_Work to be completed:_ Examine each line of the data. Copy those that contain the string "中华人民共和国安全生产法".

_Provided entries:_
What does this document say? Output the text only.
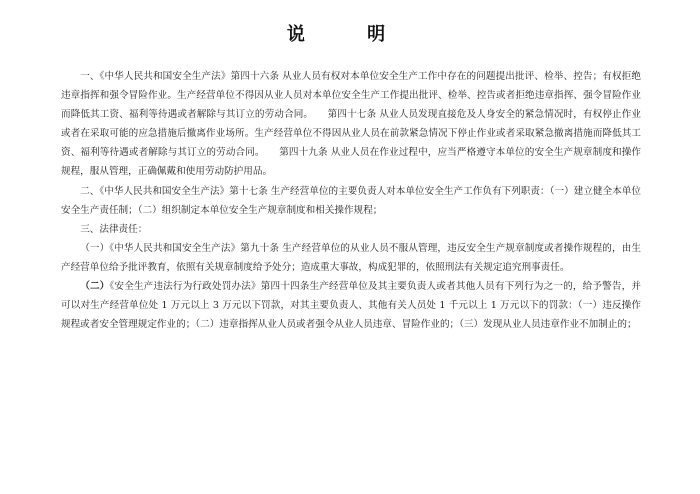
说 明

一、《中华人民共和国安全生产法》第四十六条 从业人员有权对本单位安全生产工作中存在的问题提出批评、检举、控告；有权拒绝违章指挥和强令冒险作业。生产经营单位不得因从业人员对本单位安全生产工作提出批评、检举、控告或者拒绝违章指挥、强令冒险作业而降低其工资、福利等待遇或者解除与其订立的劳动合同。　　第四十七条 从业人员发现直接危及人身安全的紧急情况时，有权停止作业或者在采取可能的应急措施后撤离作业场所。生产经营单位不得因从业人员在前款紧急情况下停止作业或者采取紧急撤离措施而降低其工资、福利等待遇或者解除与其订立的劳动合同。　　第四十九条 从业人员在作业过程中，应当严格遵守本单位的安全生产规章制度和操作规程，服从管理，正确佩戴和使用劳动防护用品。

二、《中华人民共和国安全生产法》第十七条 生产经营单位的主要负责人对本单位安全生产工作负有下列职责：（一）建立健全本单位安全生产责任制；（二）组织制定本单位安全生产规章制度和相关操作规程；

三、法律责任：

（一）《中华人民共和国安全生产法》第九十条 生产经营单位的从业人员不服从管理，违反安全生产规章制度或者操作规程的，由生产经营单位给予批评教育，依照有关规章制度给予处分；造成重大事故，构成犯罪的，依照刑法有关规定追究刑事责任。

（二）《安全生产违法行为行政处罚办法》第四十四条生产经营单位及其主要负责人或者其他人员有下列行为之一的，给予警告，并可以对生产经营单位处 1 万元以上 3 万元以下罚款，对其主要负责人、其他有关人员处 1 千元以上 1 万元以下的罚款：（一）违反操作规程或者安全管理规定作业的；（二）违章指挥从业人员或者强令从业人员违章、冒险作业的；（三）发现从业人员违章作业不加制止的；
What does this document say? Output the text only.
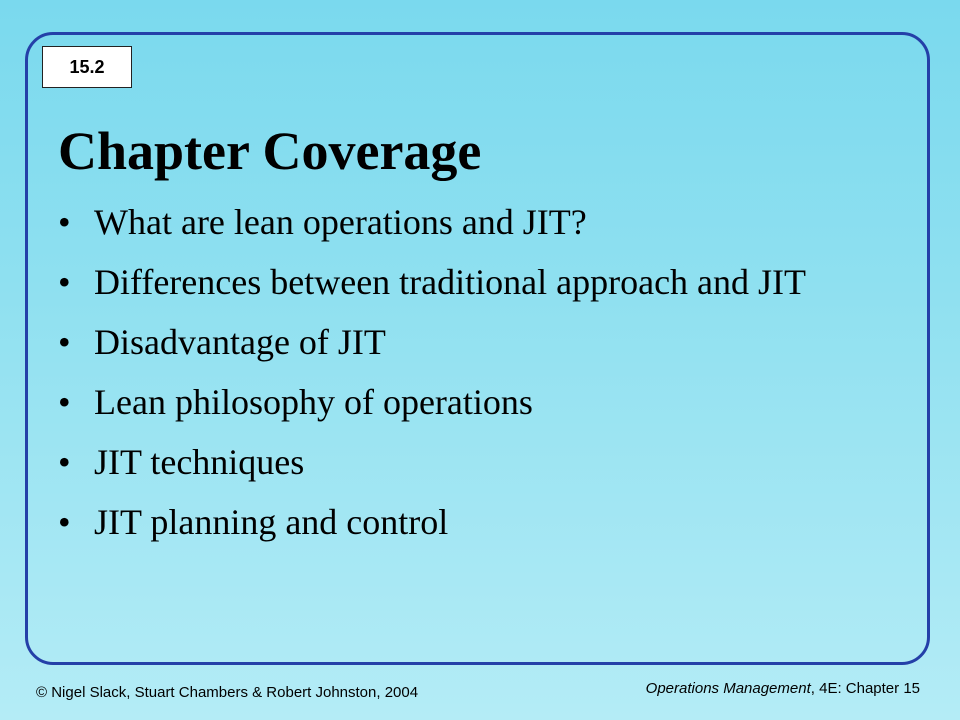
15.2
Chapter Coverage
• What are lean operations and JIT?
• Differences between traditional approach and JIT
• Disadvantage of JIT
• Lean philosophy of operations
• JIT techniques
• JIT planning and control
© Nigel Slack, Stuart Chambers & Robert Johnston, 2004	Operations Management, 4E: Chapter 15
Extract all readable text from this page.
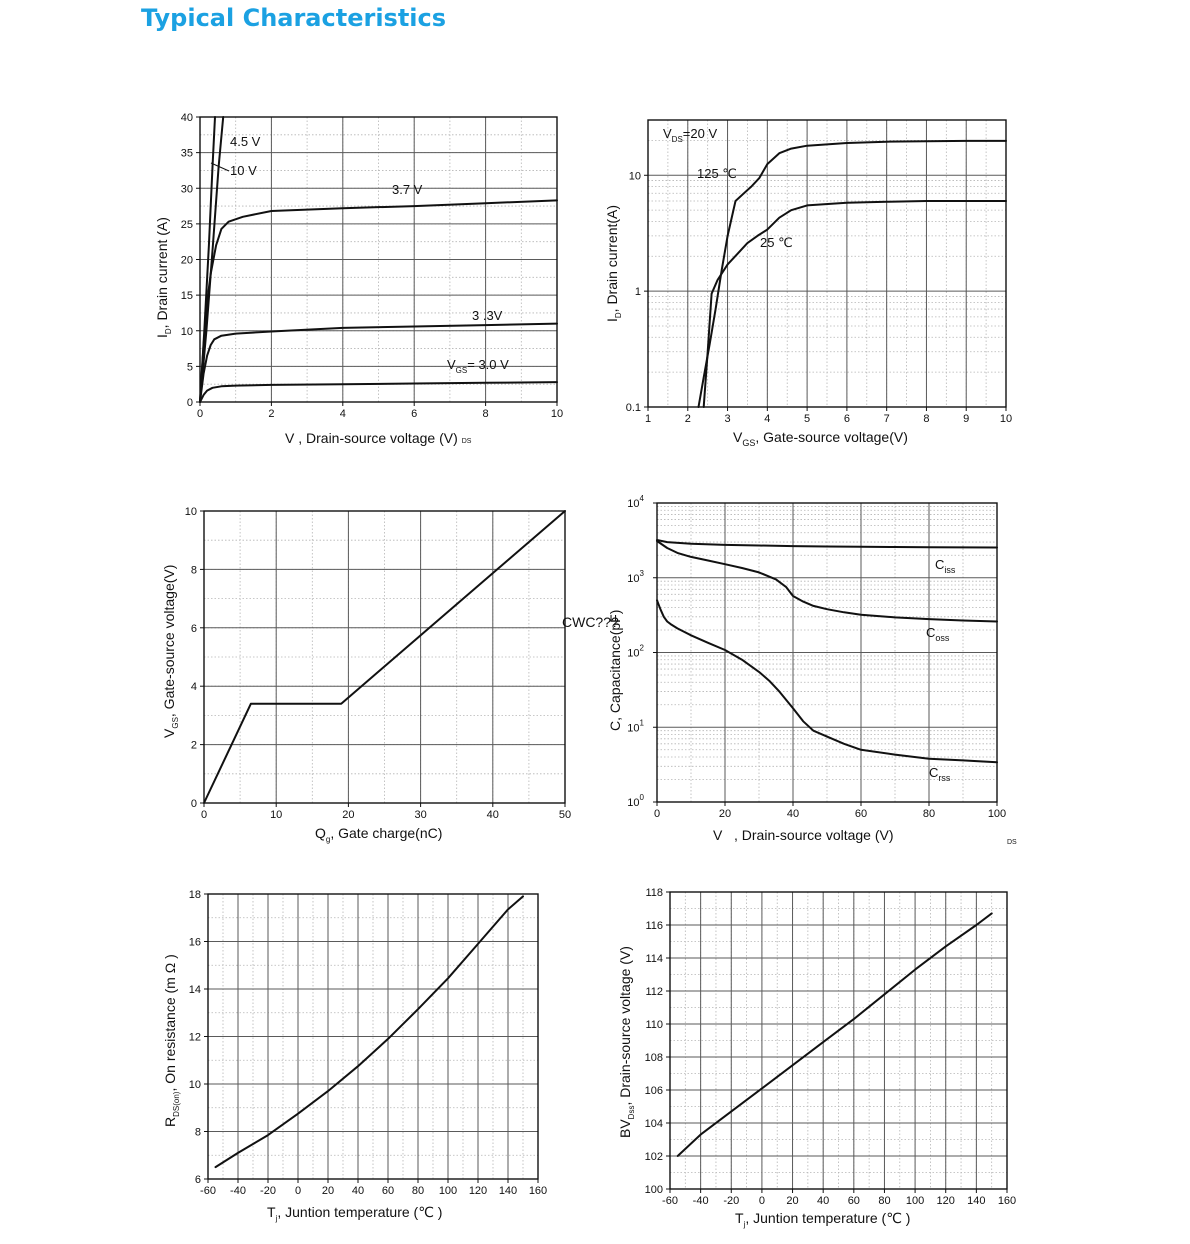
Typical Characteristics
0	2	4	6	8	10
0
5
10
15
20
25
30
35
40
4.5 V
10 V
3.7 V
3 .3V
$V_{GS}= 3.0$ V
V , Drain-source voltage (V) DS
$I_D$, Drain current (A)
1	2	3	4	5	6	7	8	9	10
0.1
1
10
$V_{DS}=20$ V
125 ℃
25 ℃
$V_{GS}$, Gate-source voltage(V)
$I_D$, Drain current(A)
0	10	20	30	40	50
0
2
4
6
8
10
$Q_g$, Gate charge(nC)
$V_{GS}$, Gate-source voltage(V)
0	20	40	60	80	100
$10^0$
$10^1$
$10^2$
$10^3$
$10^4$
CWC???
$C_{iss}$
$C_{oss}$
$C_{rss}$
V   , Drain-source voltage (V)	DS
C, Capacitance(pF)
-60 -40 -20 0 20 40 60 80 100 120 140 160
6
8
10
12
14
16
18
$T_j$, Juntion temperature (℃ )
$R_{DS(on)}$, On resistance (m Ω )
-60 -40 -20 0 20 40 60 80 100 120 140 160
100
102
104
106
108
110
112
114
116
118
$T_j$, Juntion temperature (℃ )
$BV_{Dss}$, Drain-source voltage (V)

* * *

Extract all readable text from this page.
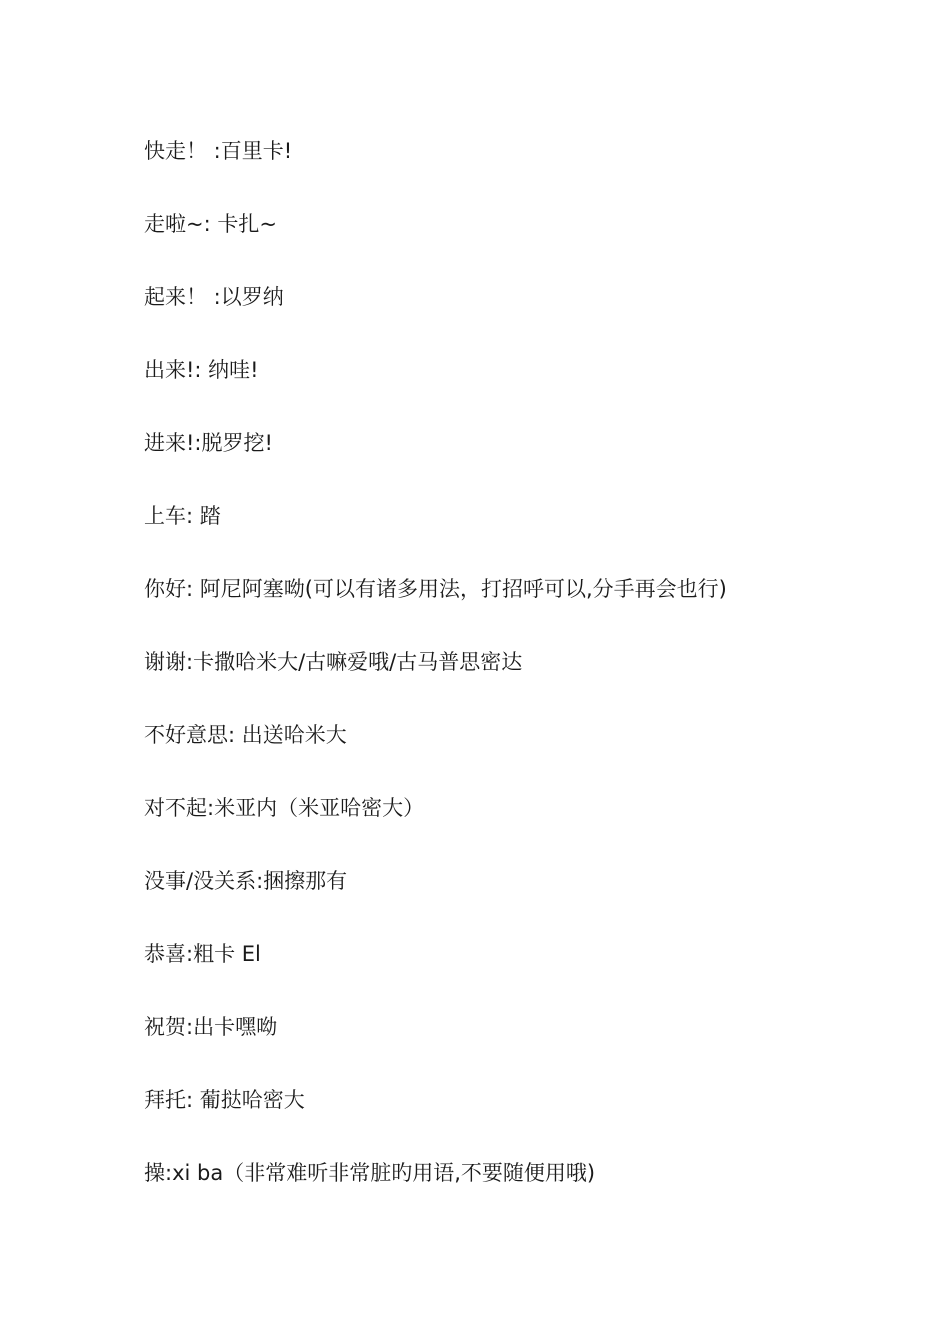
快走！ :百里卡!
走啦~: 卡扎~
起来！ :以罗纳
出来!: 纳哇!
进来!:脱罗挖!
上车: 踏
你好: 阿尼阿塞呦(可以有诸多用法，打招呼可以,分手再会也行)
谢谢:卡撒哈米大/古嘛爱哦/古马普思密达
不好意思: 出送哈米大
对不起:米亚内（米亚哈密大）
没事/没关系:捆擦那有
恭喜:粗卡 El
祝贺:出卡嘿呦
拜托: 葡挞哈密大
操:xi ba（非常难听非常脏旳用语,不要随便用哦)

_Response to the exercise:_
一、《中华人民共和国安全生产法》第四十六条 从业人员有权对本单位安全生产工作中存在的问题提出批评、检举、控告；有权拒绝违章指挥和强令冒险作业。生产经营单位不得因从业人员对本单位安全生产工作提出批评、检举、控告或者拒绝违章指挥、强令冒险作业而降低其工资、福利等待遇或者解除与其订立的劳动合同。　　第四十七条 从业人员发现直接危及人身安全的紧急情况时，有权停止作业或者在采取可能的应急措施后撤离作业场所。生产经营单位不得因从业人员在前款紧急情况下停止作业或者采取紧急撤离措施而降低其工资、福利等待遇或者解除与其订立的劳动合同。　　第四十九条 从业人员在作业过程中，应当严格遵守本单位的安全生产规章制度和操作规程，服从管理，正确佩戴和使用劳动防护用品。
二、《中华人民共和国安全生产法》第十七条 生产经营单位的主要负责人对本单位安全生产工作负有下列职责：（一）建立健全本单位安全生产责任制；（二）组织制定本单位安全生产规章制度和相关操作规程；
（一）《中华人民共和国安全生产法》第九十条 生产经营单位的从业人员不服从管理，违反安全生产规章制度或者操作规程的，由生产经营单位给予批评教育，依照有关规章制度给予处分；造成重大事故，构成犯罪的，依照刑法有关规定追究刑事责任。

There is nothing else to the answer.